* Task description *
Check each line below for the word "center", and copy those that have it.

Data records:
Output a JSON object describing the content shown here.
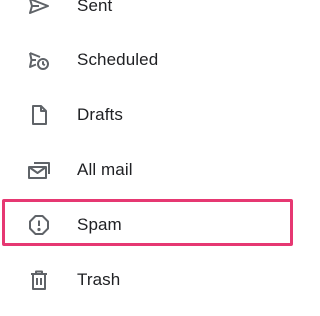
{
  "highlight_color": "#e63872",
  "nav": {
    "items": [
      {
        "label": "Sent",
        "icon": "send-icon"
      },
      {
        "label": "Scheduled",
        "icon": "scheduled-send-icon"
      },
      {
        "label": "Drafts",
        "icon": "draft-icon"
      },
      {
        "label": "All mail",
        "icon": "all-mail-icon"
      },
      {
        "label": "Spam",
        "icon": "spam-icon",
        "highlighted": true
      },
      {
        "label": "Trash",
        "icon": "trash-icon"
      }
    ]
  }
}
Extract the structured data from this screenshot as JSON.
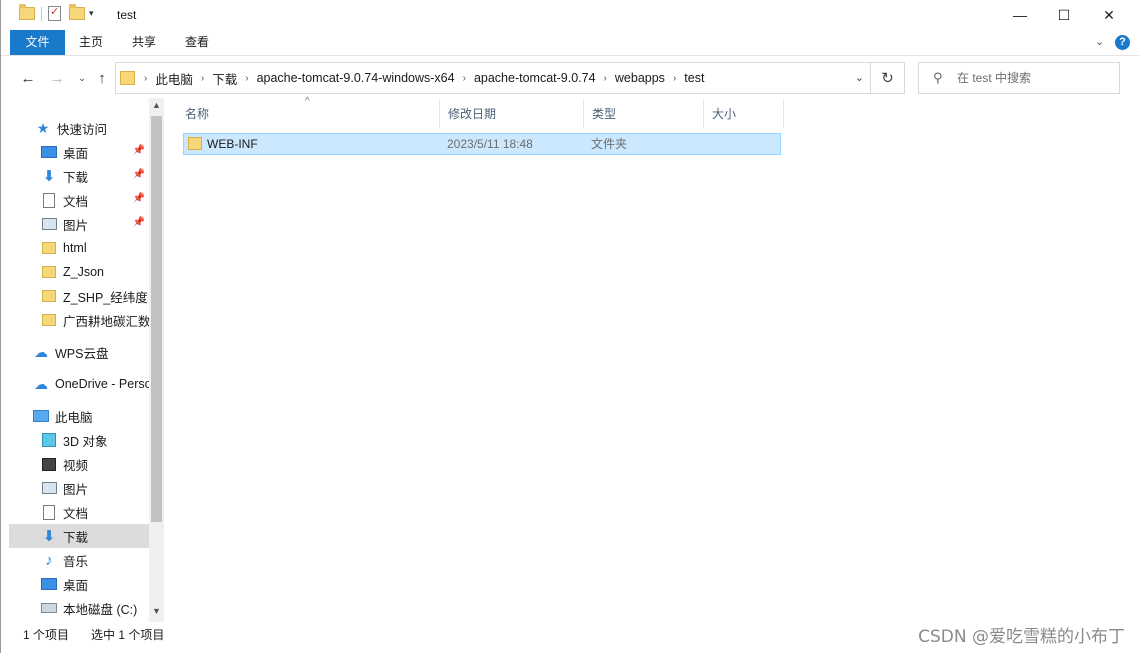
{
  "window": {
    "title": "test"
  },
  "title_controls": {
    "minimize": "—",
    "maximize": "☐",
    "close": "✕"
  },
  "ribbon": {
    "tabs": [
      "文件",
      "主页",
      "共享",
      "查看"
    ],
    "expand": "⌄",
    "help": "?"
  },
  "address": {
    "crumbs": [
      "此电脑",
      "下载",
      "apache-tomcat-9.0.74-windows-x64",
      "apache-tomcat-9.0.74",
      "webapps",
      "test"
    ]
  },
  "search": {
    "placeholder": "在 test 中搜索"
  },
  "nav_pane": {
    "quick_access": "快速访问",
    "items": [
      {
        "label": "桌面",
        "icon": "desktop-icon",
        "pinned": true
      },
      {
        "label": "下载",
        "icon": "download-icon",
        "pinned": true
      },
      {
        "label": "文档",
        "icon": "document-icon",
        "pinned": true
      },
      {
        "label": "图片",
        "icon": "picture-icon",
        "pinned": true
      },
      {
        "label": "html",
        "icon": "folder-icon"
      },
      {
        "label": "Z_Json",
        "icon": "folder-icon"
      },
      {
        "label": "Z_SHP_经纬度",
        "icon": "folder-icon"
      },
      {
        "label": "广西耕地碳汇数",
        "icon": "folder-icon"
      }
    ],
    "wps": "WPS云盘",
    "onedrive": "OneDrive - Perso",
    "this_pc": "此电脑",
    "pc_items": [
      {
        "label": "3D 对象",
        "icon": "3d-objects-icon"
      },
      {
        "label": "视频",
        "icon": "video-icon"
      },
      {
        "label": "图片",
        "icon": "picture-icon"
      },
      {
        "label": "文档",
        "icon": "document-icon"
      },
      {
        "label": "下载",
        "icon": "download-icon",
        "selected": true
      },
      {
        "label": "音乐",
        "icon": "music-icon"
      },
      {
        "label": "桌面",
        "icon": "desktop-icon"
      },
      {
        "label": "本地磁盘 (C:)",
        "icon": "drive-icon"
      }
    ]
  },
  "columns": {
    "name": "名称",
    "date": "修改日期",
    "type": "类型",
    "size": "大小"
  },
  "files": [
    {
      "name": "WEB-INF",
      "date": "2023/5/11 18:48",
      "type": "文件夹",
      "size": ""
    }
  ],
  "status": {
    "count": "1 个项目",
    "selected": "选中 1 个项目"
  },
  "watermark": "CSDN @爱吃雪糕的小布丁"
}
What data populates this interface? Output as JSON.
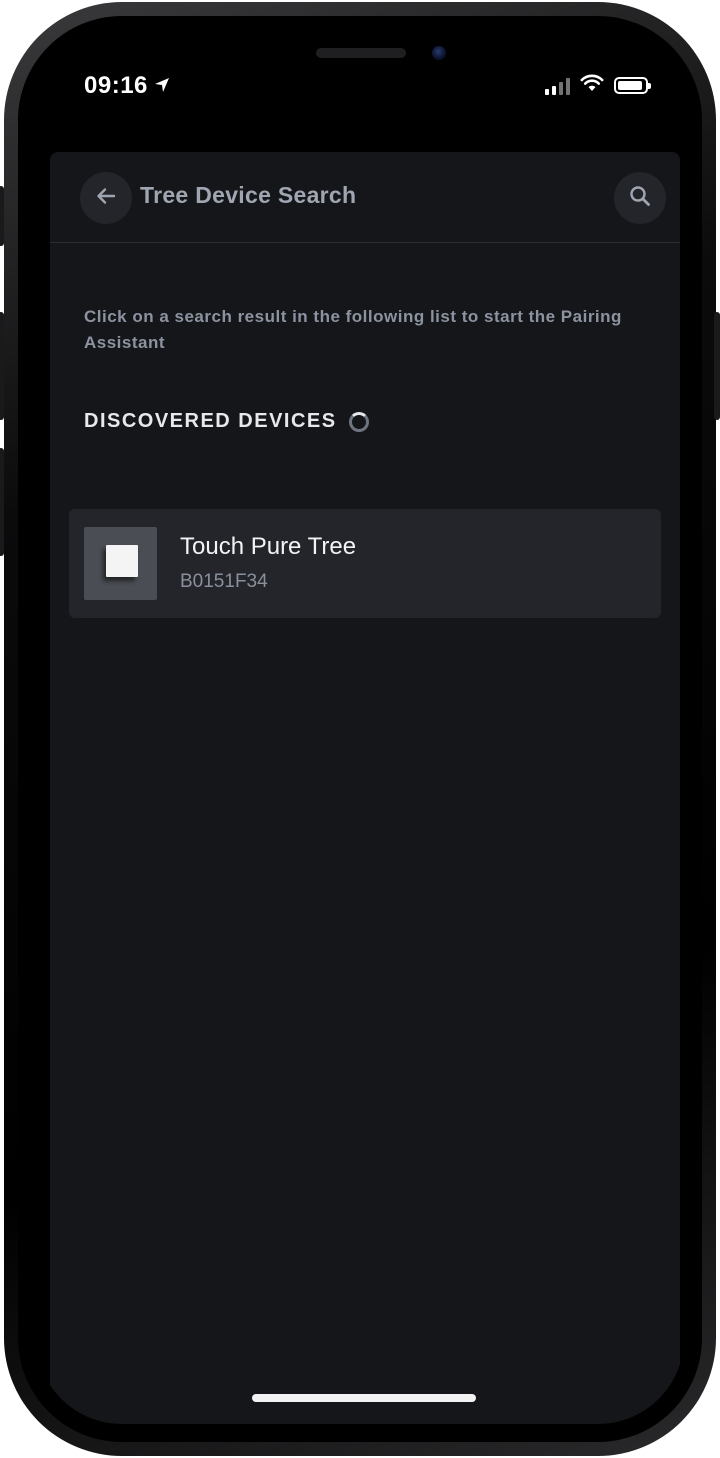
{
  "status_bar": {
    "time": "09:16"
  },
  "header": {
    "title": "Tree Device Search"
  },
  "instructions": "Click on a search result in the following list to start the Pairing Assistant",
  "section": {
    "title": "DISCOVERED DEVICES"
  },
  "devices": [
    {
      "name": "Touch Pure Tree",
      "id": "B0151F34",
      "icon": "switch-thumbnail"
    }
  ],
  "colors": {
    "background": "#151619",
    "card": "#23252a",
    "text_primary": "#f2f3f5",
    "text_secondary": "#8a909b"
  }
}
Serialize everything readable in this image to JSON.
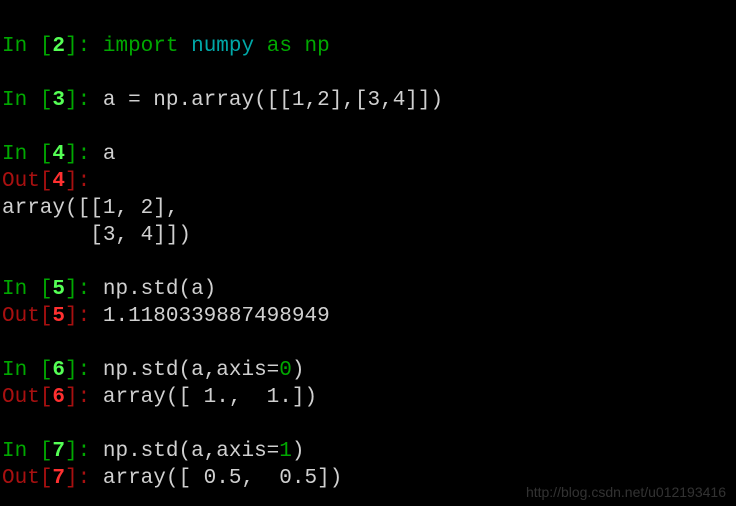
{
  "cells": {
    "c2": {
      "in_num": "2",
      "code_import": "import",
      "code_mod": "numpy",
      "code_as": "as",
      "code_alias": "np"
    },
    "c3": {
      "in_num": "3",
      "code": "a = np.array([[1,2],[3,4]])"
    },
    "c4": {
      "in_num": "4",
      "code": "a",
      "out_num": "4",
      "out_line1": "array([[1, 2],",
      "out_line2": "       [3, 4]])"
    },
    "c5": {
      "in_num": "5",
      "code": "np.std(a)",
      "out_num": "5",
      "out": "1.1180339887498949"
    },
    "c6": {
      "in_num": "6",
      "code_pre": "np.std(a,axis=",
      "axis_val": "0",
      "code_post": ")",
      "out_num": "6",
      "out": "array([ 1.,  1.])"
    },
    "c7": {
      "in_num": "7",
      "code_pre": "np.std(a,axis=",
      "axis_val": "1",
      "code_post": ")",
      "out_num": "7",
      "out": "array([ 0.5,  0.5])"
    }
  },
  "watermark": "http://blog.csdn.net/u012193416"
}
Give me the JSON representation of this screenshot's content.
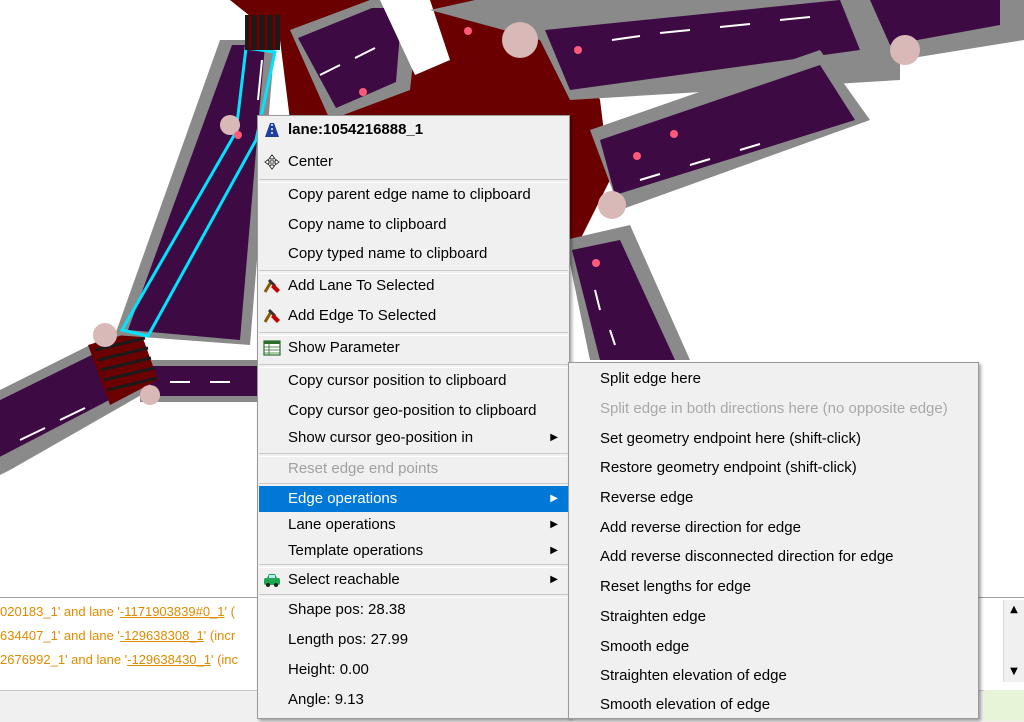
{
  "log": {
    "lines": [
      {
        "prefix": "020183_1' and lane '",
        "link": "-1171903839#0_1",
        "suffix": "' ("
      },
      {
        "prefix": "634407_1' and lane '",
        "link": "-129638308_1",
        "suffix": "' (incr"
      },
      {
        "prefix": "2676992_1' and lane '",
        "link": "-129638430_1",
        "suffix": "' (inc"
      }
    ]
  },
  "context_menu": {
    "title": "lane:1054216888_1",
    "center": "Center",
    "copy_parent_edge": "Copy parent edge name to clipboard",
    "copy_name": "Copy name to clipboard",
    "copy_typed_name": "Copy typed name to clipboard",
    "add_lane_selected": "Add Lane To Selected",
    "add_edge_selected": "Add Edge To Selected",
    "show_parameter": "Show Parameter",
    "copy_cursor_pos": "Copy cursor position to clipboard",
    "copy_cursor_geo": "Copy cursor geo-position to clipboard",
    "show_cursor_geo": "Show cursor geo-position in",
    "reset_edge_end": "Reset edge end points",
    "edge_operations": "Edge operations",
    "lane_operations": "Lane operations",
    "template_operations": "Template operations",
    "select_reachable": "Select reachable",
    "shape_pos": "Shape pos: 28.38",
    "length_pos": "Length pos: 27.99",
    "height": "Height: 0.00",
    "angle": "Angle: 9.13"
  },
  "submenu": {
    "split_edge": "Split edge here",
    "split_both": "Split edge in both directions here (no opposite edge)",
    "set_geometry": "Set geometry endpoint here (shift-click)",
    "restore_geometry": "Restore geometry endpoint (shift-click)",
    "reverse_edge": "Reverse edge",
    "add_reverse": "Add reverse direction for edge",
    "add_reverse_disconnected": "Add reverse disconnected direction for edge",
    "reset_lengths": "Reset lengths for edge",
    "straighten": "Straighten edge",
    "smooth": "Smooth edge",
    "straighten_elevation": "Straighten elevation of edge",
    "smooth_elevation": "Smooth elevation of edge"
  },
  "colors": {
    "junction": "#6b0000",
    "lane": "#3d0a44",
    "sidewalk": "#8a8a8a",
    "selection": "#00e5ff",
    "menu_highlight": "#0078d7",
    "log_text": "#e08a00"
  },
  "icons": {
    "lane": "lane-icon",
    "center": "move-arrows-icon",
    "add": "add-to-selection-icon",
    "parameter": "parameter-table-icon",
    "reachable": "car-icon"
  }
}
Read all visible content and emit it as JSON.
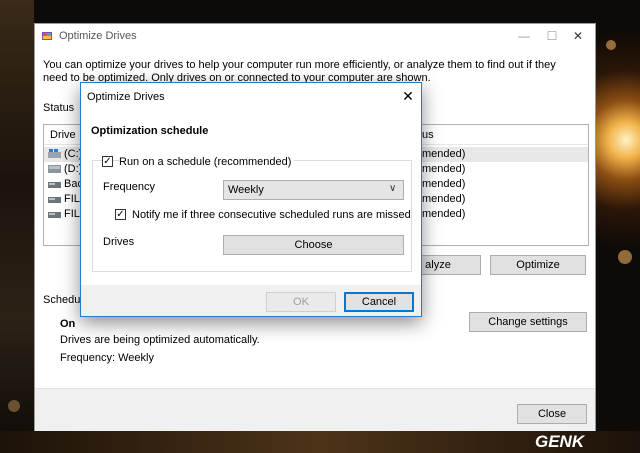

* Full response *
    "center": "Center",
    "center": "move-arrows-icon",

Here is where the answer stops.